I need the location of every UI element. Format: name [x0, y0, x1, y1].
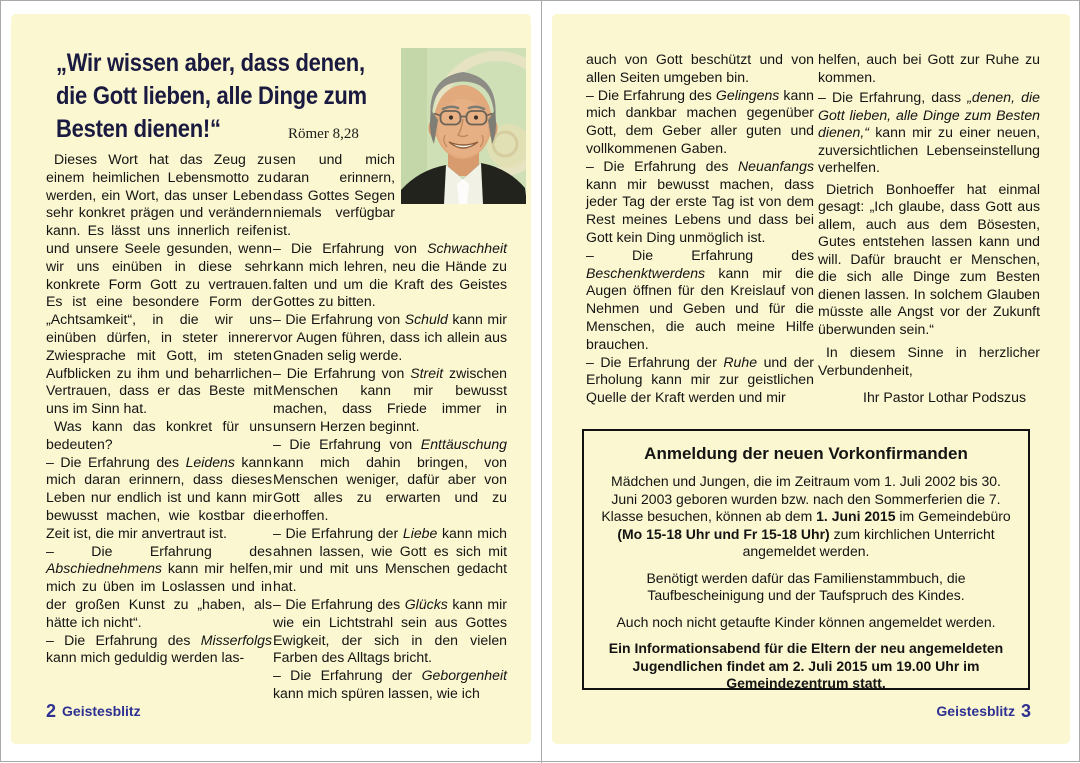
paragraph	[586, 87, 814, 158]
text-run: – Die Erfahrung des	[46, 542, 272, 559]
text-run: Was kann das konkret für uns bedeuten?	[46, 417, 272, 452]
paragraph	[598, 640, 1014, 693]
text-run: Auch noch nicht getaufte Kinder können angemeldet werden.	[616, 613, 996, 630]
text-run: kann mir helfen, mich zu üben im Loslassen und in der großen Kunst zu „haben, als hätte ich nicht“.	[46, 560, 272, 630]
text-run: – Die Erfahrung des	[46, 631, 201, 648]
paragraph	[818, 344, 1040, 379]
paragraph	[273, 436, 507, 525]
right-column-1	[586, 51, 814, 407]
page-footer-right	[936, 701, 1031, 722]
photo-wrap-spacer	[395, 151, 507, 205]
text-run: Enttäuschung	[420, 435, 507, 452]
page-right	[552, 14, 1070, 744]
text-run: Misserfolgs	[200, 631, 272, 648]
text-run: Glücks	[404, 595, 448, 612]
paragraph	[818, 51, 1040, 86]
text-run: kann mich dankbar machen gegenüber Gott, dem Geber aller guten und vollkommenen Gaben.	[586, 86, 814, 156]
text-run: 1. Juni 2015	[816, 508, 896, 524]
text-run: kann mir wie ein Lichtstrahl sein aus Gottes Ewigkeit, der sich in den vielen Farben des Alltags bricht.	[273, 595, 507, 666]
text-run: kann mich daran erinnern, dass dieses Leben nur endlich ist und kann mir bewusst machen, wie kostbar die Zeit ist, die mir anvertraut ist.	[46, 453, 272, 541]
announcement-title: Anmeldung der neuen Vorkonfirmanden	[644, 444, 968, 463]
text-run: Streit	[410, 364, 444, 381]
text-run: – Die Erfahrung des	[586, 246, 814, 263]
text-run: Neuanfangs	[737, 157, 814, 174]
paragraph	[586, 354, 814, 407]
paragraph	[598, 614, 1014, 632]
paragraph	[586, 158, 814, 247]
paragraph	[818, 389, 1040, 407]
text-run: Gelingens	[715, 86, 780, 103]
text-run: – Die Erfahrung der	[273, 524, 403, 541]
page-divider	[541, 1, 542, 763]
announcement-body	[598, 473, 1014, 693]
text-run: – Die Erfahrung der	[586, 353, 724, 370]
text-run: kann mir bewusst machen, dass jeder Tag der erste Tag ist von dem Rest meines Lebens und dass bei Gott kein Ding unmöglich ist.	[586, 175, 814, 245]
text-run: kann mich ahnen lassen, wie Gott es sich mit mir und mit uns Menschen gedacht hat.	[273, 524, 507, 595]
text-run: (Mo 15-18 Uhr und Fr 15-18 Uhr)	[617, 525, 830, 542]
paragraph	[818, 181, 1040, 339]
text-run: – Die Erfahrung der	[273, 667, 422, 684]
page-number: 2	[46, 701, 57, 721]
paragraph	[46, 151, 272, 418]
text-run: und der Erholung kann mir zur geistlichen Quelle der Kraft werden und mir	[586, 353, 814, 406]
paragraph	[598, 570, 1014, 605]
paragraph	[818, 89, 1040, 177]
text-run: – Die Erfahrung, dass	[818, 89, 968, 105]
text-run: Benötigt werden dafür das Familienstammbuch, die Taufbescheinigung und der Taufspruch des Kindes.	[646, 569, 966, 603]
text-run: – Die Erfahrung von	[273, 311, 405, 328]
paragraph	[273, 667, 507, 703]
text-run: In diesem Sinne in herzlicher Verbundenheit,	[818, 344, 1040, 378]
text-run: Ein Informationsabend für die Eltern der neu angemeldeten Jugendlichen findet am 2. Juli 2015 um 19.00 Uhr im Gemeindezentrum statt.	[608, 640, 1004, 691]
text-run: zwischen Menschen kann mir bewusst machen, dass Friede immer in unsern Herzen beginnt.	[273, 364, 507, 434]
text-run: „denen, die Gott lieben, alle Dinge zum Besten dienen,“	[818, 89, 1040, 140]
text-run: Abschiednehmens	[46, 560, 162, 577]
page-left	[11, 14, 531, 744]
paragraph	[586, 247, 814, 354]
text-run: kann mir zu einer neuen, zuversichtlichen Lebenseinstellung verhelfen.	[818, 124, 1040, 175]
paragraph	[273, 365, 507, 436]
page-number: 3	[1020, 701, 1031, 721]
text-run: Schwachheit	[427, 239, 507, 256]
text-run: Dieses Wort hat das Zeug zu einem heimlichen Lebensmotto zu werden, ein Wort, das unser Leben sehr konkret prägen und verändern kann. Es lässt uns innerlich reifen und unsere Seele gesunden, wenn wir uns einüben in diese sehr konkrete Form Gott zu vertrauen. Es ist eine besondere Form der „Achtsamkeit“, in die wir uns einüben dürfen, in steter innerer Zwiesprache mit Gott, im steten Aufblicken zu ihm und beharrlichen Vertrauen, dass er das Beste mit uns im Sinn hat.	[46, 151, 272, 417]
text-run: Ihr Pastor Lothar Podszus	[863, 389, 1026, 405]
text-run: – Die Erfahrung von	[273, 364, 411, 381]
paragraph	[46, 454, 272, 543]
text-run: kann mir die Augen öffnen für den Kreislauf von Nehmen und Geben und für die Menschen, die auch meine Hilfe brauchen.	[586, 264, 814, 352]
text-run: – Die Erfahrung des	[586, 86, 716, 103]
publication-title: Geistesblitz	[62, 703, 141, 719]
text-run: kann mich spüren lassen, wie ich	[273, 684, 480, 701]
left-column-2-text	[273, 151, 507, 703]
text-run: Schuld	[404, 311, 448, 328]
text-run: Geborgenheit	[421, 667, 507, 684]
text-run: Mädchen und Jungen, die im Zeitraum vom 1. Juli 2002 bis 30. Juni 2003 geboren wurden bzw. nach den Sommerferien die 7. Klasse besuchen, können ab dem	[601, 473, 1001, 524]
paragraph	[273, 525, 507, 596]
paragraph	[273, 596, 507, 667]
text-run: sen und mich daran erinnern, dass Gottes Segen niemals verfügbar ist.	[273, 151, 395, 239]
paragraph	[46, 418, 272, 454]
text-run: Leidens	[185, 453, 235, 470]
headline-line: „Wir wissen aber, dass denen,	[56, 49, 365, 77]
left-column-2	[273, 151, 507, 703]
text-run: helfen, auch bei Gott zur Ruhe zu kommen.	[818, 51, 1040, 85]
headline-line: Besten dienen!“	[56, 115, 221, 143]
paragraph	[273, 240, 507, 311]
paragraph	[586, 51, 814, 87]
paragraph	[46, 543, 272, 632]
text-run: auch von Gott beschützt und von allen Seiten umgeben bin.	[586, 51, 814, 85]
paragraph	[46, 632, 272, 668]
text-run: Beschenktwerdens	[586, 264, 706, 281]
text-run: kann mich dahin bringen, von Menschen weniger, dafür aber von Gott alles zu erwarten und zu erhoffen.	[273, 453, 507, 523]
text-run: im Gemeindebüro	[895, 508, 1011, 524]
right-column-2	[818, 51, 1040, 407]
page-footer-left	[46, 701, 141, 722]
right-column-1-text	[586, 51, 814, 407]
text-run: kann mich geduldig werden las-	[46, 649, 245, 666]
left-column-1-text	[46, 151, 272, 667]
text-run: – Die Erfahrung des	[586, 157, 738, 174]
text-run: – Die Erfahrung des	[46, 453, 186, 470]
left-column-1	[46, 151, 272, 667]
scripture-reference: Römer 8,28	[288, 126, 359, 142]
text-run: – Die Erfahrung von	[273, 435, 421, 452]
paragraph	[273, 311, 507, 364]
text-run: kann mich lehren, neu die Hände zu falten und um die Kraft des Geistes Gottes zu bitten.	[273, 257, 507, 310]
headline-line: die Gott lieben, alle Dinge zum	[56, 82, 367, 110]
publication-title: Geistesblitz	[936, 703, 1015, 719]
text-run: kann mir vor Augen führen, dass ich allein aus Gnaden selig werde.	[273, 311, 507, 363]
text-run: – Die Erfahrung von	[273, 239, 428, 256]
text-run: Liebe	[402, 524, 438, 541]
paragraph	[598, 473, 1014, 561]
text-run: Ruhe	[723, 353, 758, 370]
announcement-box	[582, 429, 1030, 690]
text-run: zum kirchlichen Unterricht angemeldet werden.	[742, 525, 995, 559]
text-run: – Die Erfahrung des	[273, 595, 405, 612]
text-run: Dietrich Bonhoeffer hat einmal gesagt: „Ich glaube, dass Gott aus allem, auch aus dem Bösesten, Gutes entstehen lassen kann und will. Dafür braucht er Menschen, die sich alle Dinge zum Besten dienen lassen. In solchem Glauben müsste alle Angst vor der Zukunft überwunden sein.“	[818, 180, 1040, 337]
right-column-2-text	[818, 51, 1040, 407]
...
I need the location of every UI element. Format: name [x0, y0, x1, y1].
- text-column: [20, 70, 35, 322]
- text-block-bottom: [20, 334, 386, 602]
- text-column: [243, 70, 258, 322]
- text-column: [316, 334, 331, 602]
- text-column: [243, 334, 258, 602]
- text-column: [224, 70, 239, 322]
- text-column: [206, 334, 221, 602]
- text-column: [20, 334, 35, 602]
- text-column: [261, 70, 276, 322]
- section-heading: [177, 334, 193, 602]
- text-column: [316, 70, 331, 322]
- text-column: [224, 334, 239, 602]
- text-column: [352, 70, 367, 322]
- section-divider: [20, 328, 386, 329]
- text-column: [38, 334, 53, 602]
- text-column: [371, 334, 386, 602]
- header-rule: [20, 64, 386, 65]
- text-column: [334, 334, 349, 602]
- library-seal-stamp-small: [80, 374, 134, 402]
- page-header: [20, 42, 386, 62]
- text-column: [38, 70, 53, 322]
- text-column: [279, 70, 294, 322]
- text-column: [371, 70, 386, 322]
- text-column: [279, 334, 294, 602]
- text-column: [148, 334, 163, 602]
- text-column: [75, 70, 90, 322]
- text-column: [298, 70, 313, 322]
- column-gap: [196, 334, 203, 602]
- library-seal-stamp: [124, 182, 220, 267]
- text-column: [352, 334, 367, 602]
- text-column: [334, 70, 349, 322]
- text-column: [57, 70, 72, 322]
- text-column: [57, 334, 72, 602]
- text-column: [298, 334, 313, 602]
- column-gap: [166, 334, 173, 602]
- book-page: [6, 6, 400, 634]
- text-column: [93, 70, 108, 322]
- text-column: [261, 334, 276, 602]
* * *
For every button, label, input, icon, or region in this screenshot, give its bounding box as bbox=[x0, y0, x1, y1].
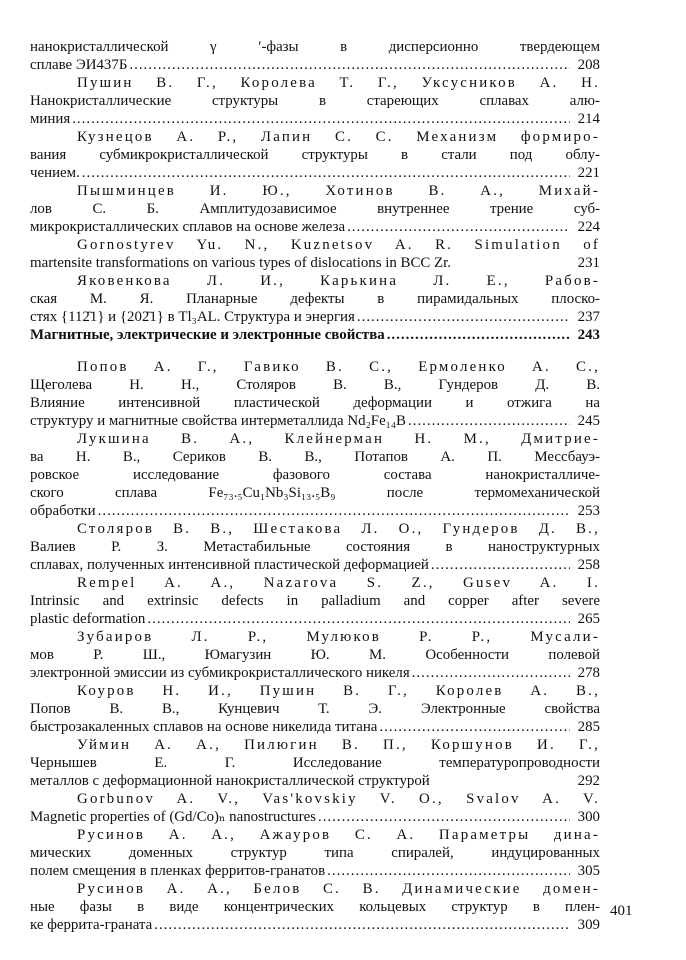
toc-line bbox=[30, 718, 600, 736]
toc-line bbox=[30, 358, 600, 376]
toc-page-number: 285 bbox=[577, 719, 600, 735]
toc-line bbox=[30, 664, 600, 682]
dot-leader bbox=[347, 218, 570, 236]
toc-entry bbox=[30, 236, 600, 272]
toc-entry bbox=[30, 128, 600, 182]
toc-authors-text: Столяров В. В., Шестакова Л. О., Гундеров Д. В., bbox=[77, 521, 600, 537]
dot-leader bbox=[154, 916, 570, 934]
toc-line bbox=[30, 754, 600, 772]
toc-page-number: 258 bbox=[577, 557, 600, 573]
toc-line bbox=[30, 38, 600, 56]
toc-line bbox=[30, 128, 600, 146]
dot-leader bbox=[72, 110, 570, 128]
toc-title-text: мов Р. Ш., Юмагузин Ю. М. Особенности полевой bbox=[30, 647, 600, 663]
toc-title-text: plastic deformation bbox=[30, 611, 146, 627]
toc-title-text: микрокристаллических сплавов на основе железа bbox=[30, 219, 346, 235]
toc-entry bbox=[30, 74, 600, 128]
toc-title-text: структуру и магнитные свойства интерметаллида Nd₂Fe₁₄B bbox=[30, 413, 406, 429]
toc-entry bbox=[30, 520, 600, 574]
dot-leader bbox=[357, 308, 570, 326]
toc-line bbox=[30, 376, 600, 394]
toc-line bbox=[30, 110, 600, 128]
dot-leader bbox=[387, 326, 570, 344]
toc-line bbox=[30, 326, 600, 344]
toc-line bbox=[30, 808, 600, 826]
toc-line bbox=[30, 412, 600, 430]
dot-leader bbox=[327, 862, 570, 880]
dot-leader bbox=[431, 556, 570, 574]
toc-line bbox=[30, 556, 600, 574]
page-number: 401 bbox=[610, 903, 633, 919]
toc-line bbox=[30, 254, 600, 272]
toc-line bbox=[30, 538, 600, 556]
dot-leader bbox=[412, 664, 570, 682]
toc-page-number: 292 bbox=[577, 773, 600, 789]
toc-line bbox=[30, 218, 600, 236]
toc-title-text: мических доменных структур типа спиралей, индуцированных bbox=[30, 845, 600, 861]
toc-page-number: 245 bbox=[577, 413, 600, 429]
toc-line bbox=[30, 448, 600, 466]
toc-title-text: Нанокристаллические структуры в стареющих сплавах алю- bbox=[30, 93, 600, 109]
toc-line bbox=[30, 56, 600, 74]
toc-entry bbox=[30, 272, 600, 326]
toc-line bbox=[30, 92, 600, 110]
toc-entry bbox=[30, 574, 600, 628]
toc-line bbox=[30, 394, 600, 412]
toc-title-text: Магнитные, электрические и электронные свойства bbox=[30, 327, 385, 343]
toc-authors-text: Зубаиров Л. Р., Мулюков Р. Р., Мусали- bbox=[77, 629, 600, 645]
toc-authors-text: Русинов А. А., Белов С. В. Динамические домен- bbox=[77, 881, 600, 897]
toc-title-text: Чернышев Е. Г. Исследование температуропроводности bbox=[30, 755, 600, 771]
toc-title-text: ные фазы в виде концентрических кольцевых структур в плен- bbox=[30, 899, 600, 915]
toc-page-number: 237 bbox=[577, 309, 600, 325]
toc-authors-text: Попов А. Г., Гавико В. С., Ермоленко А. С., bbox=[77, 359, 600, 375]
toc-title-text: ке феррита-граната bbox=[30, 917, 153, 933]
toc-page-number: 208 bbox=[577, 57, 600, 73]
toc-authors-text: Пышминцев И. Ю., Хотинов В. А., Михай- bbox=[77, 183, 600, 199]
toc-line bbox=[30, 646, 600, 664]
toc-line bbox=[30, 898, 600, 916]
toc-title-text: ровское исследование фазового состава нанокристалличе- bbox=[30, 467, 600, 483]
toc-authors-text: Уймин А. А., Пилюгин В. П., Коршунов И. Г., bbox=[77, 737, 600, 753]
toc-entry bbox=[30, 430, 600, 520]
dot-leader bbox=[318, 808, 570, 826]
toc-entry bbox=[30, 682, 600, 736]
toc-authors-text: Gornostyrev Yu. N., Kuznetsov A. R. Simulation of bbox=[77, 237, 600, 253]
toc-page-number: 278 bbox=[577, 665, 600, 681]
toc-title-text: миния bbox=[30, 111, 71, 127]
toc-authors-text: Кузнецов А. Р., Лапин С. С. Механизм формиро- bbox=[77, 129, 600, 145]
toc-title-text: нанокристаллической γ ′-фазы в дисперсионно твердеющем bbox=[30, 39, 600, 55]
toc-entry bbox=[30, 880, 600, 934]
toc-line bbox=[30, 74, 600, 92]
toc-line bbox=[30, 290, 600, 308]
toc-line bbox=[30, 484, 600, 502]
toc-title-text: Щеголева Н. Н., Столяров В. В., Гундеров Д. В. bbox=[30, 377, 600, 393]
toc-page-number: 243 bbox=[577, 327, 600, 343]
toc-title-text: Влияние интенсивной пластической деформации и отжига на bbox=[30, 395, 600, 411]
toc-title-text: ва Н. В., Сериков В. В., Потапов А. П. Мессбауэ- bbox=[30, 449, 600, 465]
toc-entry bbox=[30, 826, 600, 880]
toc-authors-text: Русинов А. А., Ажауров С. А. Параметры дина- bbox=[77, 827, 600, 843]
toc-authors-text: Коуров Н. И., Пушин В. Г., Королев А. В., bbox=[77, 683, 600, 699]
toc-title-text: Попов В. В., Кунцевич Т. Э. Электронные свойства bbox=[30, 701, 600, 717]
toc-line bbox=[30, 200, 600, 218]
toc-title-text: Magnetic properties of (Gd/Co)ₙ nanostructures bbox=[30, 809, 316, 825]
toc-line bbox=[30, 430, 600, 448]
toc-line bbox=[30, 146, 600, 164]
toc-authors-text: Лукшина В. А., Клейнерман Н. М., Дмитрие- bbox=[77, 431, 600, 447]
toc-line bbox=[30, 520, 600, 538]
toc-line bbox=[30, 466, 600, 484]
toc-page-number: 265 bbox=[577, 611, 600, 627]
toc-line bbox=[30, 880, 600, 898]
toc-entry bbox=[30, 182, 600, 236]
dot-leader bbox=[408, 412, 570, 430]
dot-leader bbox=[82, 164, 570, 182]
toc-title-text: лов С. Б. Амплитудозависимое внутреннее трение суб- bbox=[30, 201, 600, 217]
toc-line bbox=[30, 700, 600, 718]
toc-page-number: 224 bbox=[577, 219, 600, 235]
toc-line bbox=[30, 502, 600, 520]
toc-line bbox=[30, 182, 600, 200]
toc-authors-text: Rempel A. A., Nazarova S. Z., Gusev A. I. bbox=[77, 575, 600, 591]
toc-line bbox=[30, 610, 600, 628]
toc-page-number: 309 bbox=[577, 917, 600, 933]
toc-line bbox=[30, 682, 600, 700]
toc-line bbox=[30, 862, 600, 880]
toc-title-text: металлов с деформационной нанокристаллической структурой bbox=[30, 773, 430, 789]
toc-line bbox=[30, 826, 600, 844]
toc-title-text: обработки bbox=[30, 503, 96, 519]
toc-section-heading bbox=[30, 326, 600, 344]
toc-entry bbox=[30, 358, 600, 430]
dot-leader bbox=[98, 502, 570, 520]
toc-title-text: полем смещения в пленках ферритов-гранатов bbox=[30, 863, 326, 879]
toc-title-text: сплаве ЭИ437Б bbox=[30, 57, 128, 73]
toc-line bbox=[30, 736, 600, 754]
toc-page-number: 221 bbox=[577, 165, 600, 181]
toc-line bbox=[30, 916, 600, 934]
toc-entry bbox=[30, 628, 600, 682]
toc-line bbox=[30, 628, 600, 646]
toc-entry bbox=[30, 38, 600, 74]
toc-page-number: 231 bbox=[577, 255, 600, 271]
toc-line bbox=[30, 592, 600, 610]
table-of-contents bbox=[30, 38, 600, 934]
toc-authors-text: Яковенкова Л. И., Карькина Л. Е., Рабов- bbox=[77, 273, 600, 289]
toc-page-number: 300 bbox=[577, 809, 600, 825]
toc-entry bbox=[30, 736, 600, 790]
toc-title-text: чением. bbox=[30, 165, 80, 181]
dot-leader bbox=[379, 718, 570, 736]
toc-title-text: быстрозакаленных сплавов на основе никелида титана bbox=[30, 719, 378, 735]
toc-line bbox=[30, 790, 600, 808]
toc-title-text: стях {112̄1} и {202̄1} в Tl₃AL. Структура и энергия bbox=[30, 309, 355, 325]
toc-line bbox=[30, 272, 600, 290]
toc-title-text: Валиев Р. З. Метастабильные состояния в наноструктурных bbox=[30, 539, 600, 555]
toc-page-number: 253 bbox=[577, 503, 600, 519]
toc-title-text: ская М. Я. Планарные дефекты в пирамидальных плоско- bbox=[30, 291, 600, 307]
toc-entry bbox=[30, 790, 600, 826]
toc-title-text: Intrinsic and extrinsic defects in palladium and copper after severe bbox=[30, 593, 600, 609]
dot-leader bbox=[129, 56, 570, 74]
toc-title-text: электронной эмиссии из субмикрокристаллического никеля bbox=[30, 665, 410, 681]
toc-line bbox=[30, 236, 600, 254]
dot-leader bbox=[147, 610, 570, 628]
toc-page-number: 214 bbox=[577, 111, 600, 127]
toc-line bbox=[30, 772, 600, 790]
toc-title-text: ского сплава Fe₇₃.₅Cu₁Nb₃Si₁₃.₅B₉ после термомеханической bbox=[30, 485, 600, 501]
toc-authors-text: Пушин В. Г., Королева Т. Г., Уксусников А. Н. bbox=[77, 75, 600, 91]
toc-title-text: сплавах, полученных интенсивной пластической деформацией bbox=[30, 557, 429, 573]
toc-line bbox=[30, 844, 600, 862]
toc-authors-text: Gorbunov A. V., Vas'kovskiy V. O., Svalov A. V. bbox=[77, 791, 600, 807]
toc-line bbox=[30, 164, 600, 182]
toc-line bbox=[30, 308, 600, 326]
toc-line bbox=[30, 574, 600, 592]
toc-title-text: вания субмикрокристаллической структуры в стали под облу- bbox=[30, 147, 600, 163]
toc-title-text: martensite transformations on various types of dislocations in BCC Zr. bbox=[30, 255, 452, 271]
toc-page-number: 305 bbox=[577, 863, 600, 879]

**Exercise prompt:**
Rewrite the lines from the one containing "toc-line bbox=[30, 718, 600, 736]" through the one containing "toc-line bbox=[30, 808, 600, 826]", inclusive, changing "toc-entry" to "toc-item" and leaving everything else untouched.

**Written reply:**
toc-line bbox=[30, 718, 600, 736]
toc-line bbox=[30, 358, 600, 376]
toc-page-number: 285 bbox=[577, 719, 600, 735]
toc-line bbox=[30, 664, 600, 682]
dot-leader bbox=[347, 218, 570, 236]
toc-item bbox=[30, 236, 600, 272]
toc-item bbox=[30, 128, 600, 182]
toc-authors-text: Столяров В. В., Шестакова Л. О., Гундеров Д. В., bbox=[77, 521, 600, 537]
dot-leader bbox=[154, 916, 570, 934]
toc-line bbox=[30, 754, 600, 772]
toc-page-number: 258 bbox=[577, 557, 600, 573]
toc-line bbox=[30, 38, 600, 56]
toc-line bbox=[30, 128, 600, 146]
dot-leader bbox=[72, 110, 570, 128]
toc-title-text: мов Р. Ш., Юмагузин Ю. М. Особенности полевой bbox=[30, 647, 600, 663]
toc-title-text: plastic deformation bbox=[30, 611, 146, 627]
toc-title-text: микрокристаллических сплавов на основе железа bbox=[30, 219, 346, 235]
toc-item bbox=[30, 74, 600, 128]
toc-title-text: структуру и магнитные свойства интерметаллида Nd₂Fe₁₄B bbox=[30, 413, 406, 429]
toc-item bbox=[30, 520, 600, 574]
dot-leader bbox=[357, 308, 570, 326]
toc-line bbox=[30, 376, 600, 394]
toc-line bbox=[30, 110, 600, 128]
dot-leader bbox=[387, 326, 570, 344]
toc-line bbox=[30, 326, 600, 344]
toc-line bbox=[30, 808, 600, 826]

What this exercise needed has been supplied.